##### Given information

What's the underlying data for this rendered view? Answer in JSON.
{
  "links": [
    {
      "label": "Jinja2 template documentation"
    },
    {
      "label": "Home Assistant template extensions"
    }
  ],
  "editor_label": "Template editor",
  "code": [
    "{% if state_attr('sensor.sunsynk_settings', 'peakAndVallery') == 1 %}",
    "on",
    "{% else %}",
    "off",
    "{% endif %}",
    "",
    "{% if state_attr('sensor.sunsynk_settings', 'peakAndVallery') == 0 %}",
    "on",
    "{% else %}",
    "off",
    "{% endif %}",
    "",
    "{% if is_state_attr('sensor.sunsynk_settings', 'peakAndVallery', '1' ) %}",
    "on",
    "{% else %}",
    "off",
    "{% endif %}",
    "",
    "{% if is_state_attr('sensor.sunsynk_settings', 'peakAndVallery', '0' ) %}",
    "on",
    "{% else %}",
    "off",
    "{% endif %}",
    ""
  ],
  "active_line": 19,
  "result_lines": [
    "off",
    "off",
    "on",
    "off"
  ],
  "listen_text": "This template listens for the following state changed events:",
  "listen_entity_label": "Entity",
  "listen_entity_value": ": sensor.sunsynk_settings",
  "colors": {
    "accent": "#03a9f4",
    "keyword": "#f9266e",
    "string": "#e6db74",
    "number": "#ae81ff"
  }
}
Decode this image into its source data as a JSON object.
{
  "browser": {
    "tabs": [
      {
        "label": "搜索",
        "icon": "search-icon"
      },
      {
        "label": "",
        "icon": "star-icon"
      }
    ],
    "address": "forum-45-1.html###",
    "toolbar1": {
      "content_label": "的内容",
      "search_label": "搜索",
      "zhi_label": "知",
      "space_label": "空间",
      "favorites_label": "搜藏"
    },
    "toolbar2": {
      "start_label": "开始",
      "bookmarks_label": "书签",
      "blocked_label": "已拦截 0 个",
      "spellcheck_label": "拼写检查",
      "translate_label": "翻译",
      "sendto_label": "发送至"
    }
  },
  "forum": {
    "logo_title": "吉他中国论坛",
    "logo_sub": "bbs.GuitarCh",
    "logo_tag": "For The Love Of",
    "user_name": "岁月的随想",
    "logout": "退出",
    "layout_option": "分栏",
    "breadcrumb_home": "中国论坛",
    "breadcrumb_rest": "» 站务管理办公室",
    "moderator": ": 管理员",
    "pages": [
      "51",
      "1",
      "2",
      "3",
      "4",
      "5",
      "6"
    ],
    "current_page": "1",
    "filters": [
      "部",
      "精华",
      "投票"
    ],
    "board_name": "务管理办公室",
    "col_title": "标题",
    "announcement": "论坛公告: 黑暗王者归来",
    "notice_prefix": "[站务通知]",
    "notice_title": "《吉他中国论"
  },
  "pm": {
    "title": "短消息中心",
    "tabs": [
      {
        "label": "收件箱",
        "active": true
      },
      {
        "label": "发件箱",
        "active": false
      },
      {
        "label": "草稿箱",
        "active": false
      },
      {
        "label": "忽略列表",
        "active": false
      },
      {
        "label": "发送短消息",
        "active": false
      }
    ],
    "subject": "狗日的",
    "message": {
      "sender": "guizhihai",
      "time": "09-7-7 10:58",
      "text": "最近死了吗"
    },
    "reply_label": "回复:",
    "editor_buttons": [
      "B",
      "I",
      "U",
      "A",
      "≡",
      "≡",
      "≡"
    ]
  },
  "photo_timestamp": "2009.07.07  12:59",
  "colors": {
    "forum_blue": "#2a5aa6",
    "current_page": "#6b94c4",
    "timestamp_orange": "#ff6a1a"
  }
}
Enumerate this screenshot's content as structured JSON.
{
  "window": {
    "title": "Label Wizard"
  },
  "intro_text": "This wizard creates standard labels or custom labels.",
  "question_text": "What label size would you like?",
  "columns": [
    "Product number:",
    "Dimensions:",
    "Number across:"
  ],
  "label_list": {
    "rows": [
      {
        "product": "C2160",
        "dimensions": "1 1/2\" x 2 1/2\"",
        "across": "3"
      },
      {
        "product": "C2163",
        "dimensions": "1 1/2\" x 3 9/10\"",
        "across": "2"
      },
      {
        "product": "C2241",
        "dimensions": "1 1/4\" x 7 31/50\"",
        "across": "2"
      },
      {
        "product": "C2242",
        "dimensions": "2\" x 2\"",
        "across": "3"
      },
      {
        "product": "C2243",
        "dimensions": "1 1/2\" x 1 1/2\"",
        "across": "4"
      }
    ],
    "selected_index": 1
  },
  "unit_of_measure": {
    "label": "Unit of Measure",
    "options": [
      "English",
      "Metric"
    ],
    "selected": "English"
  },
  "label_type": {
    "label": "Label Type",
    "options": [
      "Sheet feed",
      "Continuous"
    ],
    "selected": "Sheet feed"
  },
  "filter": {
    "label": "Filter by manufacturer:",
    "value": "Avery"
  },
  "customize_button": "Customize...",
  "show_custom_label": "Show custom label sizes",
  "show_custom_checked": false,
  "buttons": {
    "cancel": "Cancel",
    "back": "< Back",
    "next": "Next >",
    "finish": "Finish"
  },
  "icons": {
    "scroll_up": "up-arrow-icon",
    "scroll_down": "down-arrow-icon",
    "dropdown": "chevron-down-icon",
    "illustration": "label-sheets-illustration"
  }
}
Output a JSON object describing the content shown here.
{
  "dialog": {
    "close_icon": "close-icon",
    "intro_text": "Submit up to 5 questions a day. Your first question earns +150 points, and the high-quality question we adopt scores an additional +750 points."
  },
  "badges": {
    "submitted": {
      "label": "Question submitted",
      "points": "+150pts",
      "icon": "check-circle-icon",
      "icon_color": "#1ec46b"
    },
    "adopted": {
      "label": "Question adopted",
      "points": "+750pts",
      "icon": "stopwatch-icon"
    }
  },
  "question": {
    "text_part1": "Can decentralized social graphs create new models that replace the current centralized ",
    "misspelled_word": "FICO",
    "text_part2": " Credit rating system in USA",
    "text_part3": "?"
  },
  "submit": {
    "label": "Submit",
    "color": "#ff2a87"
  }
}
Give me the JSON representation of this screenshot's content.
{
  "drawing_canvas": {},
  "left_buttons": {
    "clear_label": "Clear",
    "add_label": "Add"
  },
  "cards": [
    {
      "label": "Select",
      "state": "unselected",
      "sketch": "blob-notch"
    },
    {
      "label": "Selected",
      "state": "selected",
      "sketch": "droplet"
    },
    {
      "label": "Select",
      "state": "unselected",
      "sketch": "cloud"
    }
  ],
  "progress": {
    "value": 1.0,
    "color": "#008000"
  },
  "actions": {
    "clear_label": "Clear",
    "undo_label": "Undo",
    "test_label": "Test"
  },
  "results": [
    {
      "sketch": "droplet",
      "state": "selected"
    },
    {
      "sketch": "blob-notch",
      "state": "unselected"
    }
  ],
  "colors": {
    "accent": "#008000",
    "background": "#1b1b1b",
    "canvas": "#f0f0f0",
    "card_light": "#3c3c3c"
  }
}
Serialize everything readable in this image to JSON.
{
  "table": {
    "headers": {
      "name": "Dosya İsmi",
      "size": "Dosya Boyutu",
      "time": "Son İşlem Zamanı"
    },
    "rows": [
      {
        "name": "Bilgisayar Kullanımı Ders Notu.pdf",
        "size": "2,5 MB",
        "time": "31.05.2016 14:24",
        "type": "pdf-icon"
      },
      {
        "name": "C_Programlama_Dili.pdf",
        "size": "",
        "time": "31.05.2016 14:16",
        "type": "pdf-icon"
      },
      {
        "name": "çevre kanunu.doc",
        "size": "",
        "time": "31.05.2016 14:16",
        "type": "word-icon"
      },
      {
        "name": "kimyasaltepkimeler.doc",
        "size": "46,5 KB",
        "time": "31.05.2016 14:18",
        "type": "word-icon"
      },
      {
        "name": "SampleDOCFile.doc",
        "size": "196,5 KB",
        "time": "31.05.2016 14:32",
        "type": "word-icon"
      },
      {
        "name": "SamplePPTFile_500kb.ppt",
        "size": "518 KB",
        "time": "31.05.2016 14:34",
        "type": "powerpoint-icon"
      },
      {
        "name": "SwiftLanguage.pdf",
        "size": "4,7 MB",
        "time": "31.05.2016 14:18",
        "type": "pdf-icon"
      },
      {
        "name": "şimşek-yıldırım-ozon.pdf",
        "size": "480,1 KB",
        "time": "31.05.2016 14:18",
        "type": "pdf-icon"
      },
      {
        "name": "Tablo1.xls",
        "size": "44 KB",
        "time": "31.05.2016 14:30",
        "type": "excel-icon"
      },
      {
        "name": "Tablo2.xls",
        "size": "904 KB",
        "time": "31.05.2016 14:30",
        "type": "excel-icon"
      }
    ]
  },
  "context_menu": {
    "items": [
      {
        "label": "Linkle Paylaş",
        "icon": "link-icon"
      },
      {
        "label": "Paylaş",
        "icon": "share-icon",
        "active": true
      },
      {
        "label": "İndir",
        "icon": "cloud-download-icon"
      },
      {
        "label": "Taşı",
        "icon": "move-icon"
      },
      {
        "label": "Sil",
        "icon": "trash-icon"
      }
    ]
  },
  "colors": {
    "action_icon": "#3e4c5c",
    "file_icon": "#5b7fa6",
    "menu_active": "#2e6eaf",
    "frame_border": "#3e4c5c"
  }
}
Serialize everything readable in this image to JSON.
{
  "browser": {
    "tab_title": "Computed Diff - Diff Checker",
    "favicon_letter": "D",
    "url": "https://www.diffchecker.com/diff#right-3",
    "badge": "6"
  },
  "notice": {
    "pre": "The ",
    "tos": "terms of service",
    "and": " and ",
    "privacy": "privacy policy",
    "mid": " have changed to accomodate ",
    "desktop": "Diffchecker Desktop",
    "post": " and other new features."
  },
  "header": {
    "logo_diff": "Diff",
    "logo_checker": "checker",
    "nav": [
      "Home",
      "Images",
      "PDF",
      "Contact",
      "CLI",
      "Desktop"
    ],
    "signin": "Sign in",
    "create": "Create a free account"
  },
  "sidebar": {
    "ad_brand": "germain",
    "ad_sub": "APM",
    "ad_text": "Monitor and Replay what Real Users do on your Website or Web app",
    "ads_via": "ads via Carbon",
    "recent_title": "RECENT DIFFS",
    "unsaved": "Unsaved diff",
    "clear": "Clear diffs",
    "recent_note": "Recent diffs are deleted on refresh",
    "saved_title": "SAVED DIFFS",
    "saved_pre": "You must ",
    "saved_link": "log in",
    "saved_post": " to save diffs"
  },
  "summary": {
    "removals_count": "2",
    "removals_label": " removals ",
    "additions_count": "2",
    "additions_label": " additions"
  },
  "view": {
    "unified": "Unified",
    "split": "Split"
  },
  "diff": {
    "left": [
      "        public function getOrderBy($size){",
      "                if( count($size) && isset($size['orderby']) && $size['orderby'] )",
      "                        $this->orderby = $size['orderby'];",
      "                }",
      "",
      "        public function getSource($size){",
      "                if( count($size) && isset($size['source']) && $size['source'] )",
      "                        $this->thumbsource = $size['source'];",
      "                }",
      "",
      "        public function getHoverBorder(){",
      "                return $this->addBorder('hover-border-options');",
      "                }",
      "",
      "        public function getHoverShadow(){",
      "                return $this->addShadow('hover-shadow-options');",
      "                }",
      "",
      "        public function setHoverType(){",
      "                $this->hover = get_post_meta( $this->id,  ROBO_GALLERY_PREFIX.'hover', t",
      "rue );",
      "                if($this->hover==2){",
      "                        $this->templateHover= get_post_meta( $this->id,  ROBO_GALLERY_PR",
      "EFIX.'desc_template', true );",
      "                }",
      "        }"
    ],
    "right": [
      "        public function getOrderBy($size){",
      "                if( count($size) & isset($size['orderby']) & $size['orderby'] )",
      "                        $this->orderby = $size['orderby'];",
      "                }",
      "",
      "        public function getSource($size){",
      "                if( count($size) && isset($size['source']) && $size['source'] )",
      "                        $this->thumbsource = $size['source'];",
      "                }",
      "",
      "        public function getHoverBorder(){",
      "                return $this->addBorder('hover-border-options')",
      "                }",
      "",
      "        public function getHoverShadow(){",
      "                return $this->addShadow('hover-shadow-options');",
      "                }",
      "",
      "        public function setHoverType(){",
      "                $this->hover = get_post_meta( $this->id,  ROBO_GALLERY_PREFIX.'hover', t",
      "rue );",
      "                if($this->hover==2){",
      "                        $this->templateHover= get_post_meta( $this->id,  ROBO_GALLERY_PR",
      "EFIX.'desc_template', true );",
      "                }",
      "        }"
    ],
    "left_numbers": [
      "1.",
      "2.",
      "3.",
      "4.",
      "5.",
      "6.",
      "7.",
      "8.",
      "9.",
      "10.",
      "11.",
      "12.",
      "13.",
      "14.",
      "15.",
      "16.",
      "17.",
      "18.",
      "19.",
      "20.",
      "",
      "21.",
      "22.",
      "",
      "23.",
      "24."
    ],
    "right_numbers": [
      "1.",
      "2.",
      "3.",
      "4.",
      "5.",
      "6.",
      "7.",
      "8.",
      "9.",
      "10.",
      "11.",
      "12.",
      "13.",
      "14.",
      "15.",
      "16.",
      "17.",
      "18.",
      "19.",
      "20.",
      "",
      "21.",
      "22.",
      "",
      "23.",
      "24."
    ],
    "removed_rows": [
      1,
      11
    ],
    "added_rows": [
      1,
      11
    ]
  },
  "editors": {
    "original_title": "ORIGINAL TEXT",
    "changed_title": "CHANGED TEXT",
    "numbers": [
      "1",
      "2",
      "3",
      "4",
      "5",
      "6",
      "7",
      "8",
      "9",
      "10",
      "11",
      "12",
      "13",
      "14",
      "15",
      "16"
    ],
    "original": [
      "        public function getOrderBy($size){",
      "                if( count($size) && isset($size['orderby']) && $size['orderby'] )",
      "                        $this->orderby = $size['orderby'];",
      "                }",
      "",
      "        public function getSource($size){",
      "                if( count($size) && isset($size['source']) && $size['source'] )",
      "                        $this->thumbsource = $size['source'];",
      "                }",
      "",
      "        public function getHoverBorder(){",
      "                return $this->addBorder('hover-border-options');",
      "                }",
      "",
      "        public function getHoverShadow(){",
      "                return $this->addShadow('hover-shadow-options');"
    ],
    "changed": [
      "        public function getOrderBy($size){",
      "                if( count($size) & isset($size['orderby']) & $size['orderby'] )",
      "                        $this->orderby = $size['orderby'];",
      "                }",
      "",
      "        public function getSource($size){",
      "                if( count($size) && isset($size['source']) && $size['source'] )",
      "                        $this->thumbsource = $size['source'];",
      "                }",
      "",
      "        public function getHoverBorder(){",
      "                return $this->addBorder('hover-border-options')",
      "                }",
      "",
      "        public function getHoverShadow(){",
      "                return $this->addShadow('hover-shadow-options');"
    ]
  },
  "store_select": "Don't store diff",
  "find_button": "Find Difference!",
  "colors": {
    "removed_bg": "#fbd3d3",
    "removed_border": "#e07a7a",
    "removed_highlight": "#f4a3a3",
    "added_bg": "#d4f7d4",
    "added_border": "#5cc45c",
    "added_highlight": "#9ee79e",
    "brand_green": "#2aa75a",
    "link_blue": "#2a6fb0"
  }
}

##########

▸ Problem details:
Copy each line of the entries that includes the word "arrow".

▸ The reply:
    "scroll_up": "up-arrow-icon",
    "scroll_down": "down-arrow-icon",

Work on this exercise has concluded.